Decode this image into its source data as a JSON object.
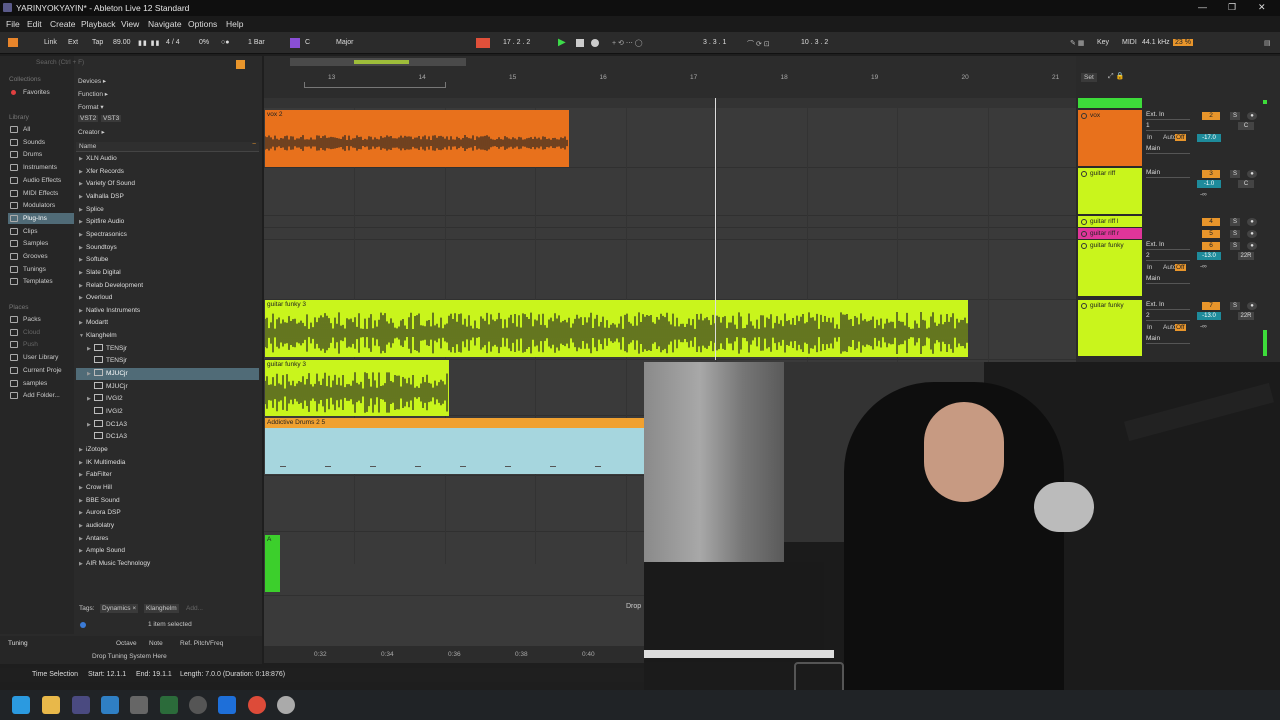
{
  "window": {
    "title": "YARINYOKYAYIN* - Ableton Live 12 Standard"
  },
  "menu": [
    "File",
    "Edit",
    "Create",
    "Playback",
    "View",
    "Navigate",
    "Options",
    "Help"
  ],
  "control_bar": {
    "link": "Link",
    "ext": "Ext",
    "tap": "Tap",
    "tempo": "89.00",
    "time_sig": "4 / 4",
    "nudge_pct": "0%",
    "quantize": "1 Bar",
    "key": "C",
    "scale": "Major",
    "position": "17 .  2 .  2",
    "loop_start": "3 .  3 .  1",
    "loop_len": "10 .  3 .  2",
    "key_label": "Key",
    "midi_label": "MIDI",
    "sample_rate": "44.1 kHz",
    "cpu": "23 %"
  },
  "browser": {
    "search_placeholder": "Search (Ctrl + F)",
    "collections_title": "Collections",
    "favorites": "Favorites",
    "library_title": "Library",
    "library_items": [
      "All",
      "Sounds",
      "Drums",
      "Instruments",
      "Audio Effects",
      "MIDI Effects",
      "Modulators",
      "Plug-Ins",
      "Clips",
      "Samples",
      "Grooves",
      "Tunings",
      "Templates"
    ],
    "places_title": "Places",
    "places_items": [
      "Packs",
      "Cloud",
      "Push",
      "User Library",
      "Current Proje",
      "samples",
      "Add Folder..."
    ],
    "filters": {
      "devices": "Devices ▸",
      "function": "Function ▸",
      "format": "Format ▾",
      "vst2": "VST2",
      "vst3": "VST3",
      "creator": "Creator ▸"
    },
    "name_header": "Name",
    "list": [
      "XLN Audio",
      "Xfer Records",
      "Variety Of Sound",
      "Valhalla DSP",
      "Splice",
      "Spitfire Audio",
      "Spectrasonics",
      "Soundtoys",
      "Softube",
      "Slate Digital",
      "Relab Development",
      "Overloud",
      "Native Instruments",
      "Modartt",
      "Klanghelm"
    ],
    "klanghelm_children": [
      "TENSjr",
      "TENSjr",
      "MJUCjr",
      "MJUCjr",
      "IVGI2",
      "IVGI2",
      "DC1A3",
      "DC1A3"
    ],
    "list_after": [
      "iZotope",
      "IK Multimedia",
      "FabFilter",
      "Crow Hill",
      "BBE Sound",
      "Aurora DSP",
      "audiolatry",
      "Antares",
      "Ample Sound",
      "AIR Music Technology"
    ],
    "tags_label": "Tags:",
    "tags": [
      "Dynamics ×",
      "Klanghelm"
    ],
    "tags_add": "Add...",
    "selected_count": "1 item selected"
  },
  "tuning_panel": {
    "title": "Tuning",
    "col_octave": "Octave",
    "col_note": "Note",
    "col_ref": "Ref. Pitch/Freq",
    "drop_hint": "Drop Tuning System Here"
  },
  "arrangement": {
    "bar_labels": [
      "13",
      "14",
      "15",
      "16",
      "17",
      "18",
      "19",
      "20",
      "21"
    ],
    "time_labels": [
      "0:32",
      "0:34",
      "0:36",
      "0:38",
      "0:40"
    ],
    "set_label": "Set",
    "drop_text": "Drop",
    "clips": [
      {
        "name": "vox 2",
        "color": "#e8711c"
      },
      {
        "name": "guitar funky 3",
        "color": "#c9f51c"
      },
      {
        "name": "guitar funky 3",
        "color": "#c9f51c"
      },
      {
        "name": "Addictive Drums 2 5",
        "color": "#a6d6de"
      },
      {
        "name": "A",
        "color": "#3ccf2c"
      }
    ]
  },
  "tracks": [
    {
      "name": "vox",
      "color": "#e8711c",
      "input": "Ext. In",
      "channel": "1",
      "number": "2",
      "pan": "C",
      "vol": "-17.0",
      "monitor": [
        "In",
        "Auto",
        "Off"
      ],
      "out": "Main"
    },
    {
      "name": "guitar riff",
      "color": "#c9f51c",
      "input": "Main",
      "number": "3",
      "pan": "C",
      "vol": "-1.0",
      "send": "-∞"
    },
    {
      "name": "guitar riff l",
      "color": "#c9f51c",
      "number": "4"
    },
    {
      "name": "guitar riff r",
      "color": "#e0359a",
      "number": "5"
    },
    {
      "name": "guitar funky",
      "color": "#c9f51c",
      "input": "Ext. In",
      "channel": "2",
      "number": "6",
      "pan": "22R",
      "vol": "-13.0",
      "send": "-∞",
      "monitor": [
        "In",
        "Auto",
        "Off"
      ],
      "out": "Main"
    },
    {
      "name": "guitar funky",
      "color": "#c9f51c",
      "input": "Ext. In",
      "channel": "2",
      "number": "7",
      "pan": "22R",
      "vol": "-13.0",
      "send": "-∞",
      "monitor": [
        "In",
        "Auto",
        "Off"
      ],
      "out": "Main"
    }
  ],
  "status_bar": {
    "time_sel": "Time Selection",
    "start": "Start: 12.1.1",
    "end": "End: 19.1.1",
    "length": "Length: 7.0.0 (Duration: 0:18:876)"
  }
}
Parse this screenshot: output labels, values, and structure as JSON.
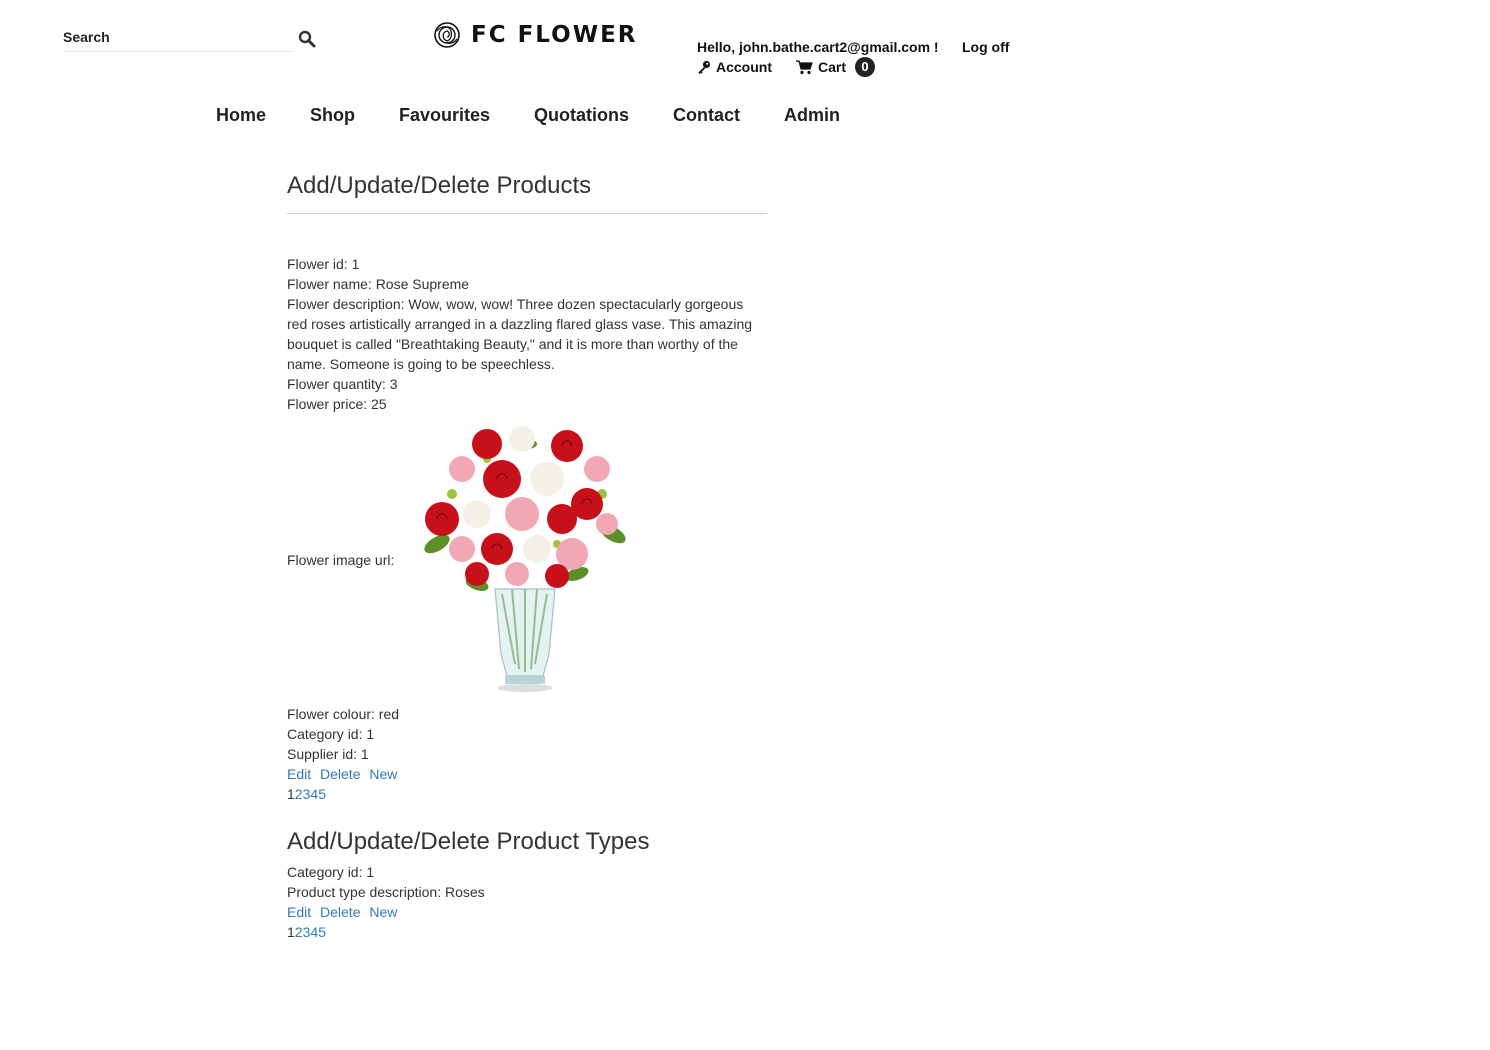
{
  "header": {
    "search_placeholder": "Search",
    "logo_text": "FC FLOWER",
    "greeting": "Hello, john.bathe.cart2@gmail.com !",
    "logoff_label": "Log off",
    "account_label": "Account",
    "cart_label": "Cart",
    "cart_count": "0"
  },
  "nav": {
    "items": [
      "Home",
      "Shop",
      "Favourites",
      "Quotations",
      "Contact",
      "Admin"
    ]
  },
  "products": {
    "title": "Add/Update/Delete Products",
    "flower_id": "Flower id: 1",
    "flower_name": "Flower name: Rose Supreme",
    "flower_description": "Flower description: Wow, wow, wow! Three dozen spectacularly gorgeous red roses artistically arranged in a dazzling flared glass vase. This amazing bouquet is called \"Breathtaking Beauty,\" and it is more than worthy of the name. Someone is going to be speechless.",
    "flower_quantity": "Flower quantity: 3",
    "flower_price": "Flower price: 25",
    "flower_image_label": "Flower image url:",
    "flower_colour": "Flower colour: red",
    "category_id": "Category id: 1",
    "supplier_id": "Supplier id: 1",
    "actions": [
      "Edit",
      "Delete",
      "New"
    ],
    "pager": [
      "1",
      "2",
      "3",
      "4",
      "5"
    ]
  },
  "product_types": {
    "title": "Add/Update/Delete Product Types",
    "category_id": "Category id: 1",
    "description": "Product type description: Roses",
    "actions": [
      "Edit",
      "Delete",
      "New"
    ],
    "pager": [
      "1",
      "2",
      "3",
      "4",
      "5"
    ]
  },
  "colors": {
    "link": "#337ab7",
    "text": "#333333",
    "rose_red": "#c8101a",
    "rose_pink": "#f2a7b5",
    "rose_white": "#f4f0e6"
  },
  "icons": {
    "search": "search-icon",
    "logo": "rose-logo-icon",
    "account": "key-icon",
    "cart": "cart-icon"
  }
}
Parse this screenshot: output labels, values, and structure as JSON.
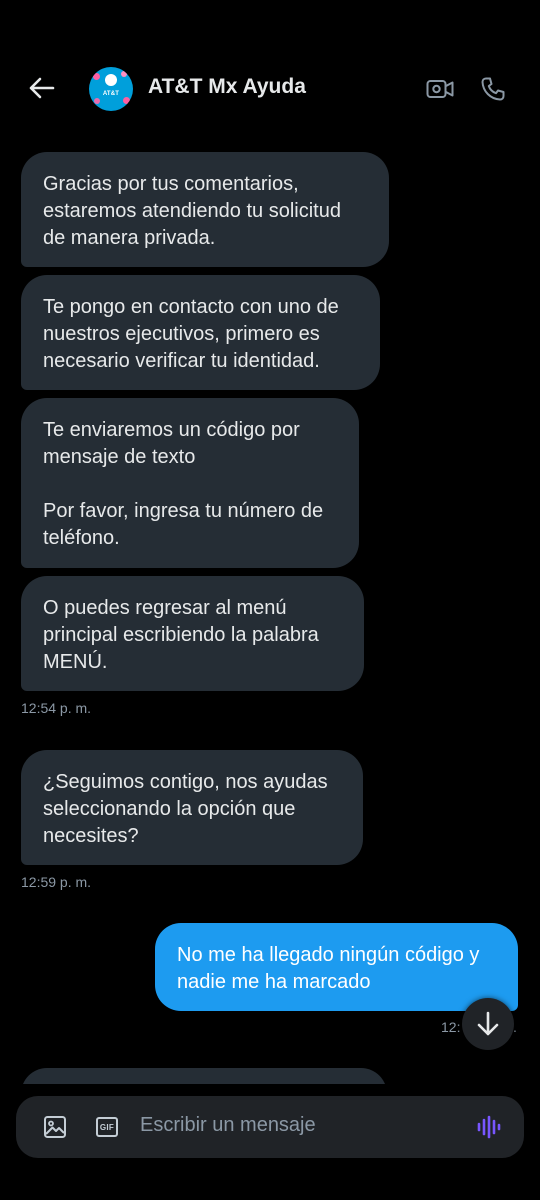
{
  "header": {
    "title": "AT&T Mx Ayuda",
    "avatar_logo_text": "AT&T",
    "icons": {
      "back": "arrow-left-icon",
      "video": "video-camera-icon",
      "call": "phone-icon"
    }
  },
  "messages": [
    {
      "direction": "in",
      "text": "Gracias por tus comentarios,\nestaremos atendiendo tu solicitud\nde manera privada."
    },
    {
      "direction": "in",
      "text": "Te pongo en contacto con uno de\nnuestros ejecutivos, primero es\nnecesario verificar tu identidad."
    },
    {
      "direction": "in",
      "text": "Te enviaremos un código por\nmensaje de texto\n\nPor favor, ingresa tu número de\nteléfono."
    },
    {
      "direction": "in",
      "text": "O puedes regresar al menú\nprincipal escribiendo la palabra\nMENÚ."
    },
    {
      "direction": "in",
      "text": "¿Seguimos contigo, nos ayudas\nseleccionando la opción que\nnecesites?"
    },
    {
      "direction": "out",
      "text": "No me ha llegado ningún código y\nnadie me ha marcado"
    }
  ],
  "timestamps": {
    "t1": "12:54 p. m.",
    "t2": "12:59 p. m.",
    "t3_partial_left": "12:",
    "t3_partial_right": "."
  },
  "composer": {
    "placeholder": "Escribir un mensaje",
    "gif_label": "GIF",
    "icons": {
      "image": "image-icon",
      "gif": "gif-icon",
      "voice": "voice-wave-icon"
    }
  },
  "colors": {
    "background": "#000000",
    "incoming_bubble": "#252d35",
    "outgoing_bubble": "#1d9bf0",
    "voice_accent": "#7856ff",
    "brand": "#009fdb"
  }
}
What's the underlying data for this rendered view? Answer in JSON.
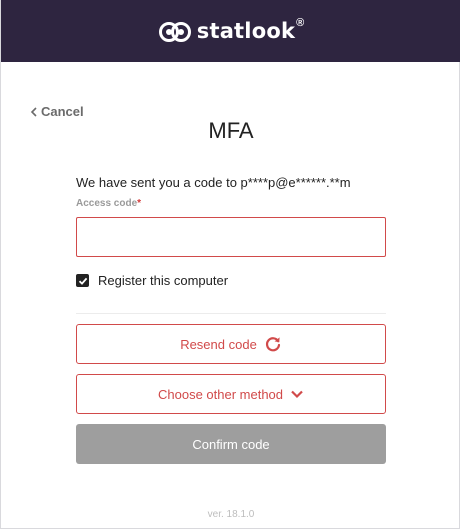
{
  "brand": {
    "name": "statlook",
    "registered_mark": "®",
    "logo_icon": "statlook-logo-icon"
  },
  "nav": {
    "cancel_label": "Cancel",
    "cancel_icon": "chevron-left-icon"
  },
  "page": {
    "title": "MFA"
  },
  "message": {
    "sent_text": "We have sent you a code to p****p@e******.**m"
  },
  "access_code": {
    "label": "Access code",
    "required_mark": "*",
    "value": "",
    "placeholder": ""
  },
  "remember": {
    "label": "Register this computer",
    "checked": true
  },
  "buttons": {
    "resend_label": "Resend code",
    "resend_icon": "refresh-icon",
    "other_method_label": "Choose other method",
    "other_method_icon": "chevron-down-icon",
    "confirm_label": "Confirm code"
  },
  "footer": {
    "version": "ver. 18.1.0"
  },
  "colors": {
    "header_bg": "#2e2540",
    "accent_red": "#d14a4a",
    "confirm_disabled": "#9e9e9e"
  }
}
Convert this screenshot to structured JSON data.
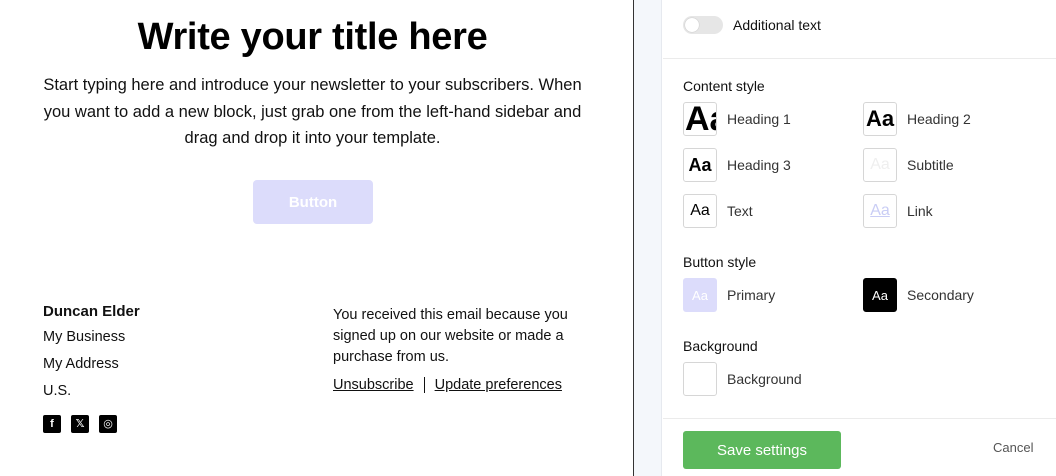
{
  "email": {
    "title": "Write your title here",
    "intro": "Start typing here and introduce your newsletter to your subscribers. When you want to add a new block, just grab one from the left-hand sidebar and drag and drop it into your template.",
    "button_label": "Button",
    "footer": {
      "name": "Duncan Elder",
      "lines": [
        "My Business",
        "My Address",
        "U.S."
      ],
      "social": [
        {
          "icon": "facebook-icon",
          "glyph": "f"
        },
        {
          "icon": "x-icon",
          "glyph": "𝕏"
        },
        {
          "icon": "instagram-icon",
          "glyph": "◎"
        }
      ],
      "note": "You received this email because you signed up on our website or made a purchase from us.",
      "unsubscribe": "Unsubscribe",
      "update_preferences": "Update preferences"
    }
  },
  "panel": {
    "additional_text_label": "Additional text",
    "content_style_title": "Content style",
    "content_styles": [
      {
        "swatch": "Aa",
        "label": "Heading 1"
      },
      {
        "swatch": "Aa",
        "label": "Heading 2"
      },
      {
        "swatch": "Aa",
        "label": "Heading 3"
      },
      {
        "swatch": "Aa",
        "label": "Subtitle"
      },
      {
        "swatch": "Aa",
        "label": "Text"
      },
      {
        "swatch": "Aa",
        "label": "Link"
      }
    ],
    "button_style_title": "Button style",
    "button_styles": [
      {
        "swatch": "Aa",
        "label": "Primary"
      },
      {
        "swatch": "Aa",
        "label": "Secondary"
      }
    ],
    "background_title": "Background",
    "background_item": {
      "label": "Background"
    },
    "save_label": "Save settings",
    "cancel_label": "Cancel"
  },
  "colors": {
    "primary_button": "#dcdcfb",
    "save_button": "#5cb85c",
    "secondary_button": "#000000"
  }
}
──────────
Exercise details: From the listing above, copy every line that holds the string "your".

Response:
    "title": "Write your title here",
    "intro": "Start typing here and introduce your newsletter to your subscribers. When you want to add a new block, just grab one from the left-hand sidebar and drag and drop it into your template.",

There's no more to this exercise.